▶ [INSTRUCTION]: Can you print every record below exactly as written?

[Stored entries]
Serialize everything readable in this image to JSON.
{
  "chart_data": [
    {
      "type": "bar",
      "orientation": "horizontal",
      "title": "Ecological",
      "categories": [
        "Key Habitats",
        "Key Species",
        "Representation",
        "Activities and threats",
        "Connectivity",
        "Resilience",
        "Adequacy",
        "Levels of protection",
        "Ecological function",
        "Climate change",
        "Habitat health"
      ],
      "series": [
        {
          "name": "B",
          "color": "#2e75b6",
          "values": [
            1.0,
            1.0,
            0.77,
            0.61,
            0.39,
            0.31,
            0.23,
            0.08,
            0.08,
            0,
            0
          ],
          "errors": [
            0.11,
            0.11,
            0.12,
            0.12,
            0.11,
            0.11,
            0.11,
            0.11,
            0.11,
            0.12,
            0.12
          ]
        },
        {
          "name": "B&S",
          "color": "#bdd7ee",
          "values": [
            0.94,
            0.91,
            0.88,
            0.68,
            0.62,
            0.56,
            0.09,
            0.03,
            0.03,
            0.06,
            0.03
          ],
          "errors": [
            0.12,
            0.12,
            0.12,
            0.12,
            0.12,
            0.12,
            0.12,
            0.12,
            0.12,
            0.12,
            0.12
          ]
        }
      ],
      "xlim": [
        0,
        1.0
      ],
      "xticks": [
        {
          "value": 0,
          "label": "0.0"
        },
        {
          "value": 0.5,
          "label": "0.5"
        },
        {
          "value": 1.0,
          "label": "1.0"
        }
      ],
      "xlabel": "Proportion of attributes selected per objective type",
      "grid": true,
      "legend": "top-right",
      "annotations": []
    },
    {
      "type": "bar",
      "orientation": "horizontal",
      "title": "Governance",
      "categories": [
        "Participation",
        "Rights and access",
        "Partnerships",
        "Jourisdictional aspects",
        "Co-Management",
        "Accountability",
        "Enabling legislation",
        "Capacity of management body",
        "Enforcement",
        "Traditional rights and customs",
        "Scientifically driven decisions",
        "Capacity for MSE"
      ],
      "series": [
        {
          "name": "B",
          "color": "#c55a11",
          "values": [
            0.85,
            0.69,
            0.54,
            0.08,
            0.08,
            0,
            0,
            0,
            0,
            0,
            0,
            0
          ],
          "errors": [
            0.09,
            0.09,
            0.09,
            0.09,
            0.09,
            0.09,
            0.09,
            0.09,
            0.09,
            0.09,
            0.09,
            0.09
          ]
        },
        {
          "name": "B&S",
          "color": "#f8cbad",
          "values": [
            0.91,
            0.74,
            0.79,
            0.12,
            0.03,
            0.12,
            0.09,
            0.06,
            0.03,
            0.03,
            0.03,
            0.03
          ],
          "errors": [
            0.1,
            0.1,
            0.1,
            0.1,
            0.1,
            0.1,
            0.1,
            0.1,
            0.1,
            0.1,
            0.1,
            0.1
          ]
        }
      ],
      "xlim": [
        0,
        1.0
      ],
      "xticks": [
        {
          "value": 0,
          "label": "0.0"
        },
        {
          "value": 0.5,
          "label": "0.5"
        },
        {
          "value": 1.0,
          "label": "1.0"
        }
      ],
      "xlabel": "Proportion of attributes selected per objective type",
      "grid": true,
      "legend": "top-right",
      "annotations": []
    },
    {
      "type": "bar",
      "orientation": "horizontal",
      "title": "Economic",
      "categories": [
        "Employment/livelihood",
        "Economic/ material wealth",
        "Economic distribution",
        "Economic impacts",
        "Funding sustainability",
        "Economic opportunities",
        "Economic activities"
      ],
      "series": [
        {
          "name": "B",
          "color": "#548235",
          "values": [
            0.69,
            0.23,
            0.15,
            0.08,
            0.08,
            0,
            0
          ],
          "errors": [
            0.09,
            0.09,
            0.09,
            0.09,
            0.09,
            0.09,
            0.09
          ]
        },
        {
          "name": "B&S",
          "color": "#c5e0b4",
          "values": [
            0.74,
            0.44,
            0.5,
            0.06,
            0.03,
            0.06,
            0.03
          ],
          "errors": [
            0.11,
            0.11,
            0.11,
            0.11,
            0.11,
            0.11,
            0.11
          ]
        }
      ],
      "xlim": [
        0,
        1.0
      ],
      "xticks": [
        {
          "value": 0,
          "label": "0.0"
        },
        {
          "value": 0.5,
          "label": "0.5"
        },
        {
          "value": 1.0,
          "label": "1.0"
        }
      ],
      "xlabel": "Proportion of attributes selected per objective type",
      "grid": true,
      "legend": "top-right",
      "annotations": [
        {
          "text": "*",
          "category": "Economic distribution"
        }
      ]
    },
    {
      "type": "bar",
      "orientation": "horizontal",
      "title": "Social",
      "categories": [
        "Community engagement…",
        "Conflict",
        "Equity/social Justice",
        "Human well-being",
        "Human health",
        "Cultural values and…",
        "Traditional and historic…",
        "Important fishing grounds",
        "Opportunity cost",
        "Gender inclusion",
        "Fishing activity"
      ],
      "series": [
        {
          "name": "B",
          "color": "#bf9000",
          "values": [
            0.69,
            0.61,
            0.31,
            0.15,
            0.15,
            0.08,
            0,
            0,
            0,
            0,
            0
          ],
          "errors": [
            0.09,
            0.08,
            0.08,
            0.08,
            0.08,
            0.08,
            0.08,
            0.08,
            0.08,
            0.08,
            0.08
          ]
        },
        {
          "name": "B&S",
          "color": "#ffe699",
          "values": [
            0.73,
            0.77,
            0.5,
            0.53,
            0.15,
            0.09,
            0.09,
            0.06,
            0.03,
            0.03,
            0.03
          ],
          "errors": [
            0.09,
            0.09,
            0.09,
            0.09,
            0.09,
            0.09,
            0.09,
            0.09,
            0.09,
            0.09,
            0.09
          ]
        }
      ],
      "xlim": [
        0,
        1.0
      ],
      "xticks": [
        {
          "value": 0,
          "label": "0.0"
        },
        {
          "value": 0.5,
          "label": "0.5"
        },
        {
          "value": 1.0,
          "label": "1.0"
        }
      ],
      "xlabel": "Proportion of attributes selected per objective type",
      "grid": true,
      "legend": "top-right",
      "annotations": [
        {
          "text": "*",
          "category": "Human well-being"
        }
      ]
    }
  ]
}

▶ [RESULT OF THIS EXERCISE]:
Serialize everything readable in this image to JSON.
{
  "chart_data": [
    {
      "type": "bar",
      "orientation": "horizontal",
      "title": "Ecological",
      "categories": [
        "Key Habitats",
        "Key Species",
        "Representation",
        "Activities and threats",
        "Connectivity",
        "Resilience",
        "Adequacy",
        "Levels of protection",
        "Ecological function",
        "Climate change",
        "Habitat health"
      ],
      "series": [
        {
          "name": "B",
          "color": "#2e75b6",
          "values": [
            1.0,
            1.0,
            0.77,
            0.61,
            0.39,
            0.31,
            0.23,
            0.08,
            0.08,
            0,
            0
          ],
          "errors": [
            0.11,
            0.11,
            0.12,
            0.12,
            0.11,
            0.11,
            0.11,
            0.11,
            0.11,
            0.12,
            0.12
          ]
        },
        {
          "name": "B&S",
          "color": "#bdd7ee",
          "values": [
            0.94,
            0.91,
            0.88,
            0.68,
            0.62,
            0.56,
            0.09,
            0.03,
            0.03,
            0.06,
            0.03
          ],
          "errors": [
            0.12,
            0.12,
            0.12,
            0.12,
            0.12,
            0.12,
            0.12,
            0.12,
            0.12,
            0.12,
            0.12
          ]
        }
      ],
      "xlim": [
        0,
        1.0
      ],
      "xticks": [
        {
          "value": 0,
          "label": "0.0"
        },
        {
          "value": 0.5,
          "label": "0.5"
        },
        {
          "value": 1.0,
          "label": "1.0"
        }
      ],
      "xlabel": "Proportion of attributes selected per objective type",
      "grid": true,
      "legend": "top-right",
      "annotations": []
    },
    {
      "type": "bar",
      "orientation": "horizontal",
      "title": "Governance",
      "categories": [
        "Participation",
        "Rights and access",
        "Partnerships",
        "Jourisdictional aspects",
        "Co-Management",
        "Accountability",
        "Enabling legislation",
        "Capacity of management body",
        "Enforcement",
        "Traditional rights and customs",
        "Scientifically driven decisions",
        "Capacity for MSE"
      ],
      "series": [
        {
          "name": "B",
          "color": "#c55a11",
          "values": [
            0.85,
            0.69,
            0.54,
            0.08,
            0.08,
            0,
            0,
            0,
            0,
            0,
            0,
            0
          ],
          "errors": [
            0.09,
            0.09,
            0.09,
            0.09,
            0.09,
            0.09,
            0.09,
            0.09,
            0.09,
            0.09,
            0.09,
            0.09
          ]
        },
        {
          "name": "B&S",
          "color": "#f8cbad",
          "values": [
            0.91,
            0.74,
            0.79,
            0.12,
            0.03,
            0.12,
            0.09,
            0.06,
            0.03,
            0.03,
            0.03,
            0.03
          ],
          "errors": [
            0.1,
            0.1,
            0.1,
            0.1,
            0.1,
            0.1,
            0.1,
            0.1,
            0.1,
            0.1,
            0.1,
            0.1
          ]
        }
      ],
      "xlim": [
        0,
        1.0
      ],
      "xticks": [
        {
          "value": 0,
          "label": "0.0"
        },
        {
          "value": 0.5,
          "label": "0.5"
        },
        {
          "value": 1.0,
          "label": "1.0"
        }
      ],
      "xlabel": "Proportion of attributes selected per objective type",
      "grid": true,
      "legend": "top-right",
      "annotations": []
    },
    {
      "type": "bar",
      "orientation": "horizontal",
      "title": "Economic",
      "categories": [
        "Employment/livelihood",
        "Economic/ material wealth",
        "Economic distribution",
        "Economic impacts",
        "Funding sustainability",
        "Economic opportunities",
        "Economic activities"
      ],
      "series": [
        {
          "name": "B",
          "color": "#548235",
          "values": [
            0.69,
            0.23,
            0.15,
            0.08,
            0.08,
            0,
            0
          ],
          "errors": [
            0.09,
            0.09,
            0.09,
            0.09,
            0.09,
            0.09,
            0.09
          ]
        },
        {
          "name": "B&S",
          "color": "#c5e0b4",
          "values": [
            0.74,
            0.44,
            0.5,
            0.06,
            0.03,
            0.06,
            0.03
          ],
          "errors": [
            0.11,
            0.11,
            0.11,
            0.11,
            0.11,
            0.11,
            0.11
          ]
        }
      ],
      "xlim": [
        0,
        1.0
      ],
      "xticks": [
        {
          "value": 0,
          "label": "0.0"
        },
        {
          "value": 0.5,
          "label": "0.5"
        },
        {
          "value": 1.0,
          "label": "1.0"
        }
      ],
      "xlabel": "Proportion of attributes selected per objective type",
      "grid": true,
      "legend": "top-right",
      "annotations": [
        {
          "text": "*",
          "category": "Economic distribution"
        }
      ]
    },
    {
      "type": "bar",
      "orientation": "horizontal",
      "title": "Social",
      "categories": [
        "Community engagement…",
        "Conflict",
        "Equity/social Justice",
        "Human well-being",
        "Human health",
        "Cultural values and…",
        "Traditional and historic…",
        "Important fishing grounds",
        "Opportunity cost",
        "Gender inclusion",
        "Fishing activity"
      ],
      "series": [
        {
          "name": "B",
          "color": "#bf9000",
          "values": [
            0.69,
            0.61,
            0.31,
            0.15,
            0.15,
            0.08,
            0,
            0,
            0,
            0,
            0
          ],
          "errors": [
            0.09,
            0.08,
            0.08,
            0.08,
            0.08,
            0.08,
            0.08,
            0.08,
            0.08,
            0.08,
            0.08
          ]
        },
        {
          "name": "B&S",
          "color": "#ffe699",
          "values": [
            0.73,
            0.77,
            0.5,
            0.53,
            0.15,
            0.09,
            0.09,
            0.06,
            0.03,
            0.03,
            0.03
          ],
          "errors": [
            0.09,
            0.09,
            0.09,
            0.09,
            0.09,
            0.09,
            0.09,
            0.09,
            0.09,
            0.09,
            0.09
          ]
        }
      ],
      "xlim": [
        0,
        1.0
      ],
      "xticks": [
        {
          "value": 0,
          "label": "0.0"
        },
        {
          "value": 0.5,
          "label": "0.5"
        },
        {
          "value": 1.0,
          "label": "1.0"
        }
      ],
      "xlabel": "Proportion of attributes selected per objective type",
      "grid": true,
      "legend": "top-right",
      "annotations": [
        {
          "text": "*",
          "category": "Human well-being"
        }
      ]
    }
  ]
}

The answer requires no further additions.